[Lines of data]
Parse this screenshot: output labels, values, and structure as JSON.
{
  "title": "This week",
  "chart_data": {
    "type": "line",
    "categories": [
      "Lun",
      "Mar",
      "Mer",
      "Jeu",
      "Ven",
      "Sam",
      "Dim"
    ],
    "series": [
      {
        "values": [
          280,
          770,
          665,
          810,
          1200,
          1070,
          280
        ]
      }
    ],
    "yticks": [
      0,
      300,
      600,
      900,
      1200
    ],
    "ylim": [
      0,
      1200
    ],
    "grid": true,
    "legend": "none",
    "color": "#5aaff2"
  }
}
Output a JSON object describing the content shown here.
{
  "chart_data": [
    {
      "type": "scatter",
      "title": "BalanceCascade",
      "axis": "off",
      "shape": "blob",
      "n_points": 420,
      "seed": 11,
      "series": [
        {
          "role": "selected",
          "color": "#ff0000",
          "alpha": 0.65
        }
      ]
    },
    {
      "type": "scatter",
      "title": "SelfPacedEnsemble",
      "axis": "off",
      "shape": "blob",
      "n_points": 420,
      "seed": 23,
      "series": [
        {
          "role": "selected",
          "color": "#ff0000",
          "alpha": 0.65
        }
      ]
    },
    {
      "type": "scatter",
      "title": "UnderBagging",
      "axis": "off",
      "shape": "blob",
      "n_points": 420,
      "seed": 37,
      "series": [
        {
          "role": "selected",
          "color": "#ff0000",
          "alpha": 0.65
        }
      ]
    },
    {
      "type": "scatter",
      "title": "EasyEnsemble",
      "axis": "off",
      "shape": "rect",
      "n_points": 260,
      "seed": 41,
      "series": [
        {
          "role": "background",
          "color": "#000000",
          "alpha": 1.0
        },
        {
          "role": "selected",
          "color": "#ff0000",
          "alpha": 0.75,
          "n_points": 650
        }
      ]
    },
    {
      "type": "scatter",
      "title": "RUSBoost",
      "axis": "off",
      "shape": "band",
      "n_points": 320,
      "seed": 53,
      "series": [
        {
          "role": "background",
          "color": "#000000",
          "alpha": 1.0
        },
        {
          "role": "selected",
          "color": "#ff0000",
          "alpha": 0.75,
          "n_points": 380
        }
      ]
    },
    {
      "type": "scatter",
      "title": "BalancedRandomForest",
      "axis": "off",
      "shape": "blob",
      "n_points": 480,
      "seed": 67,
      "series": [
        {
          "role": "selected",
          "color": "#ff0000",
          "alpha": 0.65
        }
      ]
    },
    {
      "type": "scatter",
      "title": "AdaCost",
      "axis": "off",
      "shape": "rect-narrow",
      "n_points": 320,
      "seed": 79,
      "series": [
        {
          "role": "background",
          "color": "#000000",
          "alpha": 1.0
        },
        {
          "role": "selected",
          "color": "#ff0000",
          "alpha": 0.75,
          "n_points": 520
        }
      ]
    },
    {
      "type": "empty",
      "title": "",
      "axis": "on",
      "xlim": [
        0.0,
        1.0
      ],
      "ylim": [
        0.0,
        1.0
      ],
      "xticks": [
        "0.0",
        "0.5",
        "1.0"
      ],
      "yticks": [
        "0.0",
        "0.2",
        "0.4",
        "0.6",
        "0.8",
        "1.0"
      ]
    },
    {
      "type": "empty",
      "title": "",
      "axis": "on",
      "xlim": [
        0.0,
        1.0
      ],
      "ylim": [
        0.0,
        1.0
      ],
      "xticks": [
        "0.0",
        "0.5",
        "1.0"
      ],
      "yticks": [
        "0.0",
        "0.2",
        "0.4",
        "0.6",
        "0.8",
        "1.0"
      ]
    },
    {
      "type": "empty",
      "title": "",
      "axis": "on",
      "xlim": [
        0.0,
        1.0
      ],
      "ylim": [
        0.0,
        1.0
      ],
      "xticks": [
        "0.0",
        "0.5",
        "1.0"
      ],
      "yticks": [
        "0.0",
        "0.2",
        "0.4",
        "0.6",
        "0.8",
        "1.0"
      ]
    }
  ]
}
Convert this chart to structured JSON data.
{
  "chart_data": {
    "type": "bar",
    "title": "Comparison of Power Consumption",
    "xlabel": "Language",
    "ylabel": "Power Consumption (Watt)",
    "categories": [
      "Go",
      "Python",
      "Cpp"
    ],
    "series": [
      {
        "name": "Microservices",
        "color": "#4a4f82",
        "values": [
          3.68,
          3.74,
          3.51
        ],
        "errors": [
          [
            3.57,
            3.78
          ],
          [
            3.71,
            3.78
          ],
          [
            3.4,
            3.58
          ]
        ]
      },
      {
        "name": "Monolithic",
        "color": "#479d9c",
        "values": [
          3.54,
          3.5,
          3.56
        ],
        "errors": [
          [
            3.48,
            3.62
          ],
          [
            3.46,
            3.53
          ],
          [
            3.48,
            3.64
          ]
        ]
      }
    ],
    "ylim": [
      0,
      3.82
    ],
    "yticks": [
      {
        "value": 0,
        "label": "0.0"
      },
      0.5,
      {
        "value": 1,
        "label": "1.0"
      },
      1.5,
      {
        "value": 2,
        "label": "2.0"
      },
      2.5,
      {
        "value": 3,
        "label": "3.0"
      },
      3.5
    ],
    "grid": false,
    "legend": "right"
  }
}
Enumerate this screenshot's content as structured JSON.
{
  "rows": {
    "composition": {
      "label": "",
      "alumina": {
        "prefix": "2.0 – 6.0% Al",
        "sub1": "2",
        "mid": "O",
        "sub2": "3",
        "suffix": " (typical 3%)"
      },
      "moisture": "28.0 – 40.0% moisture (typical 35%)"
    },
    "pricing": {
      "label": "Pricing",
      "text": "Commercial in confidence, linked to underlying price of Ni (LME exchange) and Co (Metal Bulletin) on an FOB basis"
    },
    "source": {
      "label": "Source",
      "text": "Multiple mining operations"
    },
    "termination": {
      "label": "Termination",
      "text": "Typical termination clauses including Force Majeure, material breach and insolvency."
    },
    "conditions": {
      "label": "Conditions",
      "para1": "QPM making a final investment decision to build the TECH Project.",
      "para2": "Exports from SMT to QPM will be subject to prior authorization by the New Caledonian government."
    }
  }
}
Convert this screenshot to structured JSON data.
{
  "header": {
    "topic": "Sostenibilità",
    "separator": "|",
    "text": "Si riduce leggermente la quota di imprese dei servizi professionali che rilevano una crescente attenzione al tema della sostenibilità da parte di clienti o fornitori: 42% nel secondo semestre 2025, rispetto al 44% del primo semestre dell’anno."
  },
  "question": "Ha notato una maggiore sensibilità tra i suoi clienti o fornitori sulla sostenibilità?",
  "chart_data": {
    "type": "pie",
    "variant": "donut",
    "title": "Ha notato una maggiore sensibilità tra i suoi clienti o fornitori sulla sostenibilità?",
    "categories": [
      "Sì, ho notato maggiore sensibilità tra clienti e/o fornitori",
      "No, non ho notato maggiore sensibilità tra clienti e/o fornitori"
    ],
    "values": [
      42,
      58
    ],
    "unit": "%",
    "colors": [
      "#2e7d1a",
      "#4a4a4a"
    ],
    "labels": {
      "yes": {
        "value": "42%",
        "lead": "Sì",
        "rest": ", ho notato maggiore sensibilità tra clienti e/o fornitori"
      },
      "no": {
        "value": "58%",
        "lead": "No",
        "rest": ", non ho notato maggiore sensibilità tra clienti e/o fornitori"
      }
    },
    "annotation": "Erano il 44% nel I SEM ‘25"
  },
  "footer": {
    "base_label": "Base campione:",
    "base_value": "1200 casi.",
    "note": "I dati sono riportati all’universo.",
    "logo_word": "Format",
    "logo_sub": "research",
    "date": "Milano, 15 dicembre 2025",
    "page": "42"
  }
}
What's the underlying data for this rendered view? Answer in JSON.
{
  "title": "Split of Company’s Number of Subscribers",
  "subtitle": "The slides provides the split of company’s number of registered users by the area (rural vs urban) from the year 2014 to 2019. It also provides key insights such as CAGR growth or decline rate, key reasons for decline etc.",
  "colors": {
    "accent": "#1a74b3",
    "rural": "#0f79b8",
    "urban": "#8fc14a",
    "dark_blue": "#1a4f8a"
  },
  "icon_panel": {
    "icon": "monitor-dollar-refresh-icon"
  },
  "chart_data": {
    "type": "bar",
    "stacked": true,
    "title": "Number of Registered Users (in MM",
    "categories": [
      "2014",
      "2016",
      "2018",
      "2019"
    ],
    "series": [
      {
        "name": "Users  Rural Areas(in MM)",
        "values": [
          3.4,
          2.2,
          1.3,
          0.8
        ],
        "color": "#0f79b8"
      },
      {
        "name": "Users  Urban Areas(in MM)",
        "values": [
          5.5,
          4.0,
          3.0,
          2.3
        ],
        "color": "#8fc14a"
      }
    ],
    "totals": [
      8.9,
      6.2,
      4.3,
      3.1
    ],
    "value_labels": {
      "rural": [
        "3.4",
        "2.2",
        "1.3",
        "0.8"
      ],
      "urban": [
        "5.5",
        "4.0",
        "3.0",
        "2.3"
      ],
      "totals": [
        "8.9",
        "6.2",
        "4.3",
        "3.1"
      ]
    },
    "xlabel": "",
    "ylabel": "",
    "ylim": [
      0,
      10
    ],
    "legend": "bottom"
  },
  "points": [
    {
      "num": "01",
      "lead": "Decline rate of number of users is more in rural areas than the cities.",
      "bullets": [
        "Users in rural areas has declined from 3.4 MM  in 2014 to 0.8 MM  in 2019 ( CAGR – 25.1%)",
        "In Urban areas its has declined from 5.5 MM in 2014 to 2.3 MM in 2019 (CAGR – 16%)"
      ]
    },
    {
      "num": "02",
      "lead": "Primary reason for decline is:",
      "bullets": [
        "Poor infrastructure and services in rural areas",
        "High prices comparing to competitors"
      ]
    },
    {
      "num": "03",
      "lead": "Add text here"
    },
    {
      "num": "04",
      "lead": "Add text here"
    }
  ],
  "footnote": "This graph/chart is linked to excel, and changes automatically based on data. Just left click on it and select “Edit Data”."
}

- WRITTEN EXERCISE -
Copy each line above containing the string "lead".

- EXERCISE ANSWER -
        "lead": "Sì",
        "lead": "No",
      "lead": "Decline rate of number of users is more in rural areas than the cities.",
      "lead": "Primary reason for decline is:",
      "lead": "Add text here"
      "lead": "Add text here"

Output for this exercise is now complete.